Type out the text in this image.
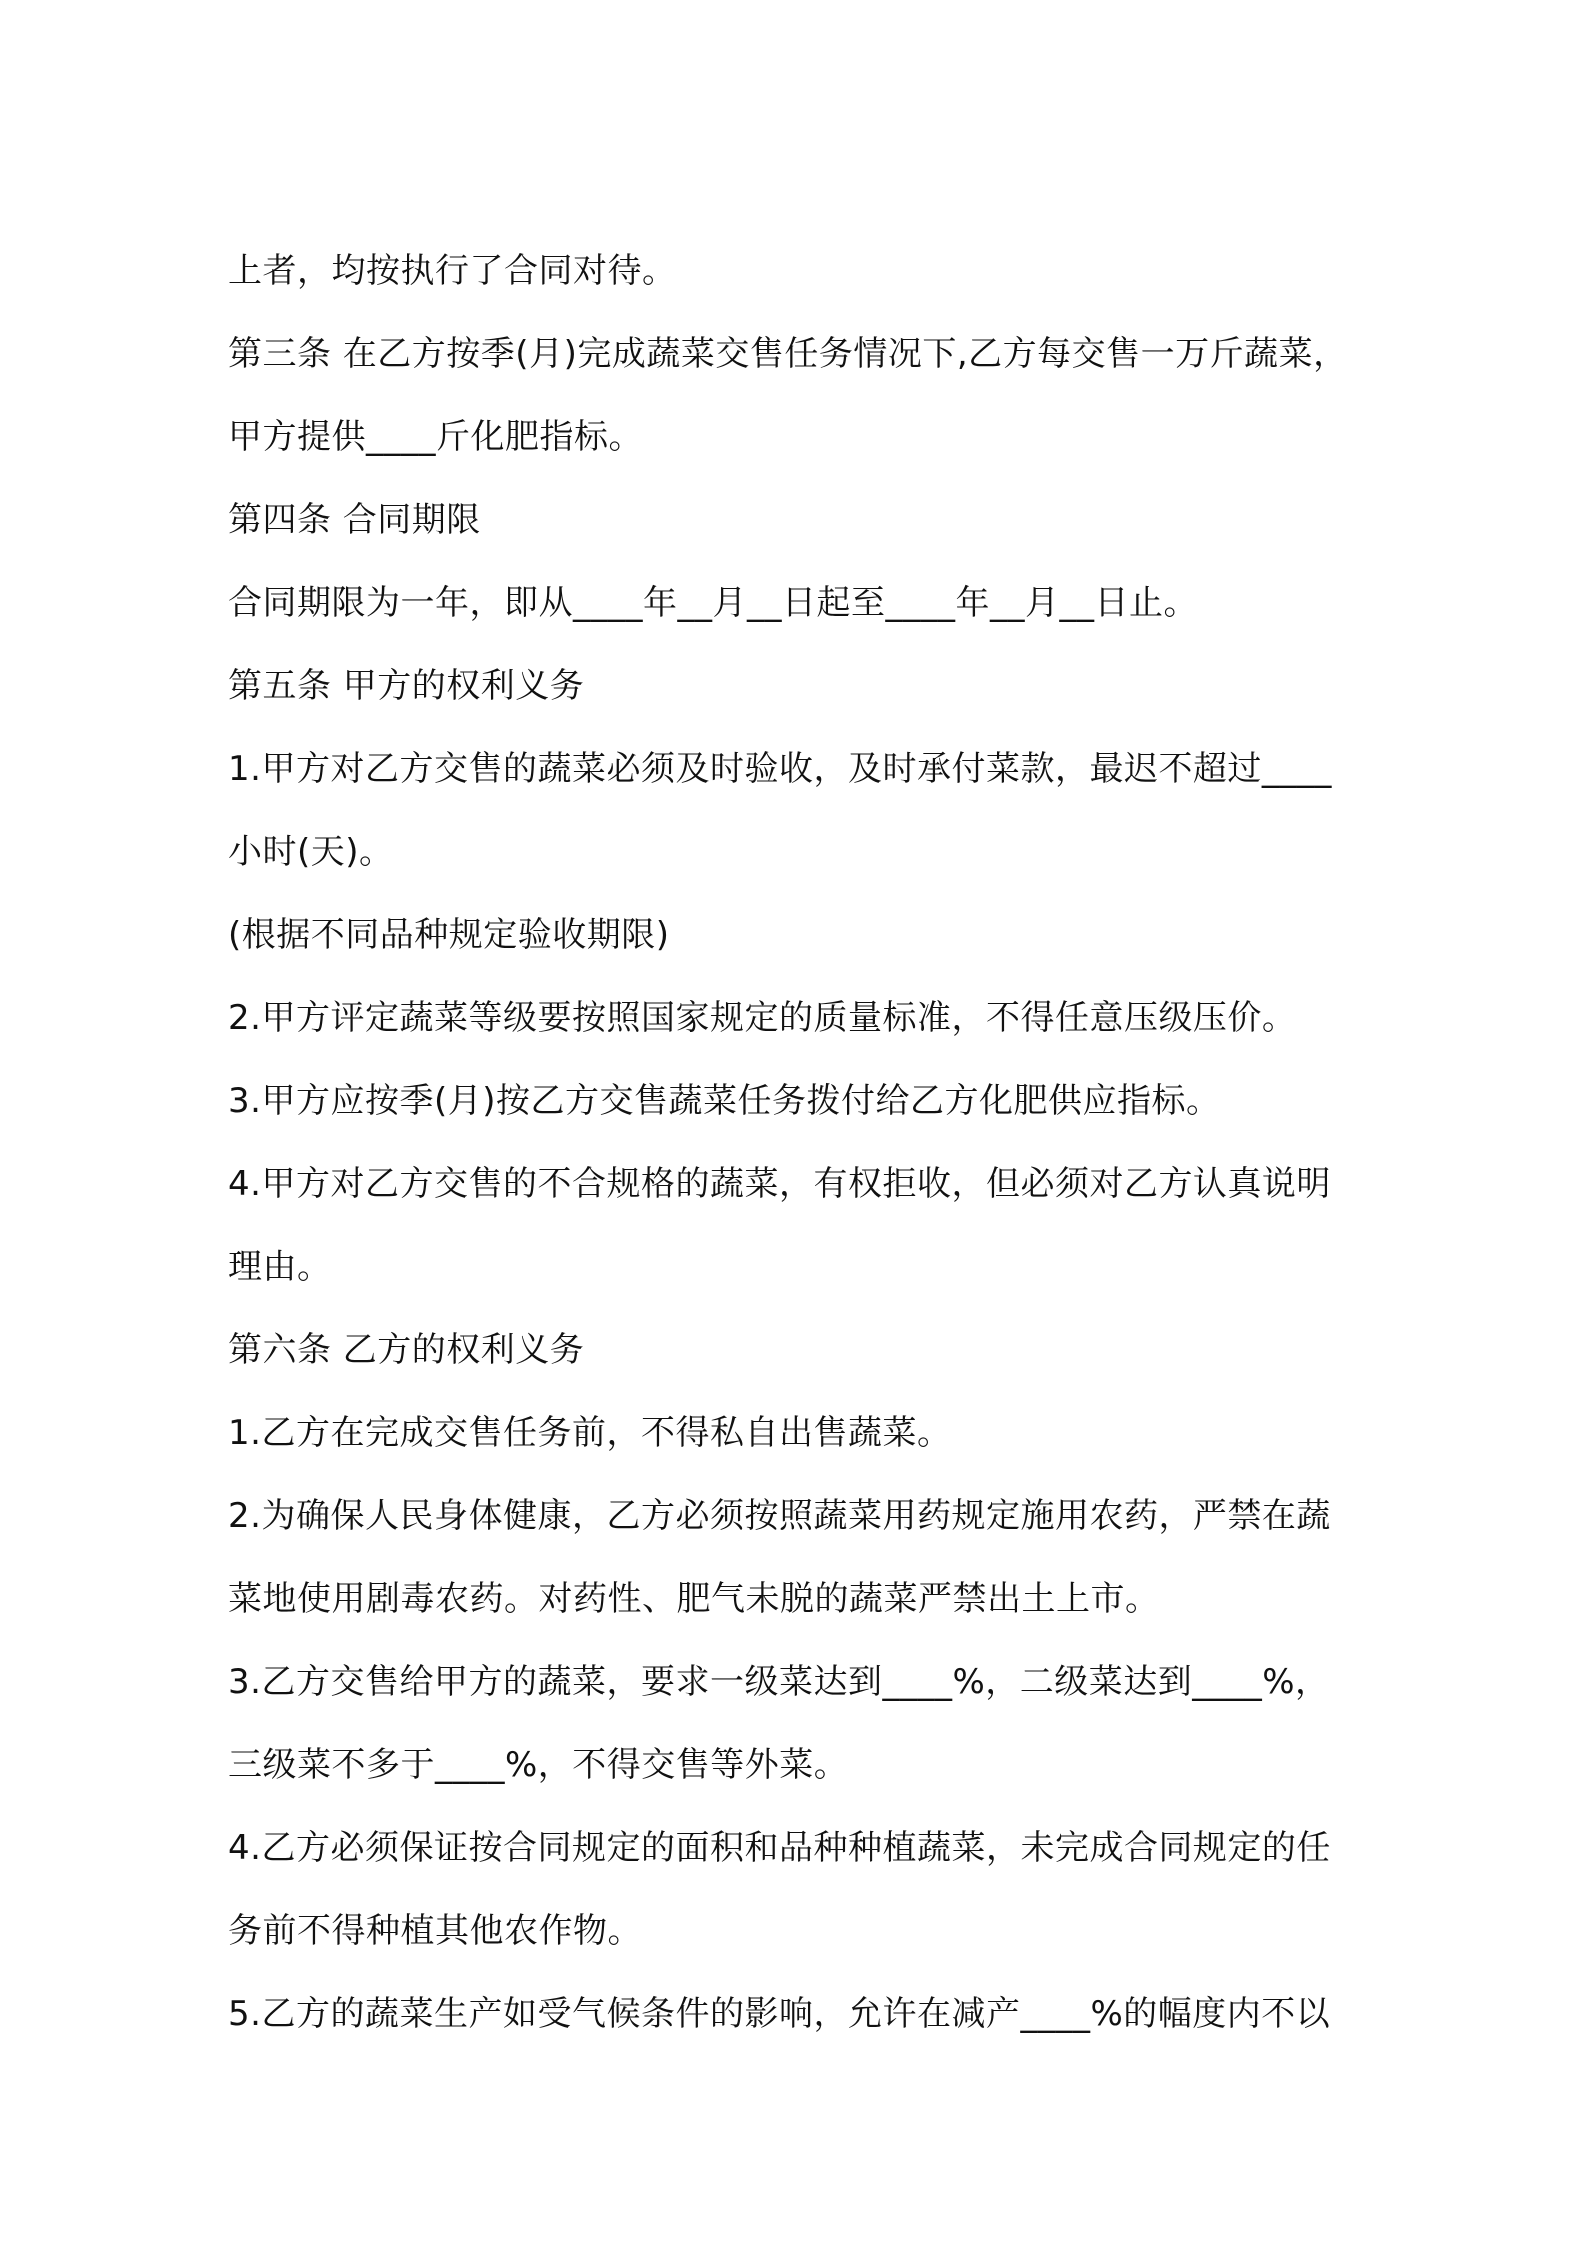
上者，均按执行了合同对待。
第三条 在乙方按季(月)完成蔬菜交售任务情况下,乙方每交售一万斤蔬菜，
甲方提供____斤化肥指标。
第四条 合同期限
合同期限为一年，即从____年__月__日起至____年__月__日止。
第五条 甲方的权利义务
1.甲方对乙方交售的蔬菜必须及时验收，及时承付菜款，最迟不超过____
小时(天)。
(根据不同品种规定验收期限)
2.甲方评定蔬菜等级要按照国家规定的质量标准，不得任意压级压价。
3.甲方应按季(月)按乙方交售蔬菜任务拨付给乙方化肥供应指标。
4.甲方对乙方交售的不合规格的蔬菜，有权拒收，但必须对乙方认真说明
理由。
第六条 乙方的权利义务
1.乙方在完成交售任务前，不得私自出售蔬菜。
2.为确保人民身体健康，乙方必须按照蔬菜用药规定施用农药，严禁在蔬
菜地使用剧毒农药。对药性、肥气未脱的蔬菜严禁出土上市。
3.乙方交售给甲方的蔬菜，要求一级菜达到____%，二级菜达到____%，
三级菜不多于____%，不得交售等外菜。
4.乙方必须保证按合同规定的面积和品种种植蔬菜，未完成合同规定的任
务前不得种植其他农作物。
5.乙方的蔬菜生产如受气候条件的影响，允许在减产____%的幅度内不以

- - -

▶ [Objective] Transcribe the preceding listing in its entirety and with exact wording, leaving out pictures.

▶ [Exercise result]
Type out the text in this image.
上者，均按执行了合同对待。
第三条 在乙方按季(月)完成蔬菜交售任务情况下,乙方每交售一万斤蔬菜，
甲方提供____斤化肥指标。
第四条 合同期限
合同期限为一年，即从____年__月__日起至____年__月__日止。
第五条 甲方的权利义务
1.甲方对乙方交售的蔬菜必须及时验收，及时承付菜款，最迟不超过____
小时(天)。
(根据不同品种规定验收期限)
2.甲方评定蔬菜等级要按照国家规定的质量标准，不得任意压级压价。
3.甲方应按季(月)按乙方交售蔬菜任务拨付给乙方化肥供应指标。
4.甲方对乙方交售的不合规格的蔬菜，有权拒收，但必须对乙方认真说明
理由。
第六条 乙方的权利义务
1.乙方在完成交售任务前，不得私自出售蔬菜。
2.为确保人民身体健康，乙方必须按照蔬菜用药规定施用农药，严禁在蔬
菜地使用剧毒农药。对药性、肥气未脱的蔬菜严禁出土上市。
3.乙方交售给甲方的蔬菜，要求一级菜达到____%，二级菜达到____%，
三级菜不多于____%，不得交售等外菜。
4.乙方必须保证按合同规定的面积和品种种植蔬菜，未完成合同规定的任
务前不得种植其他农作物。
5.乙方的蔬菜生产如受气候条件的影响，允许在减产____%的幅度内不以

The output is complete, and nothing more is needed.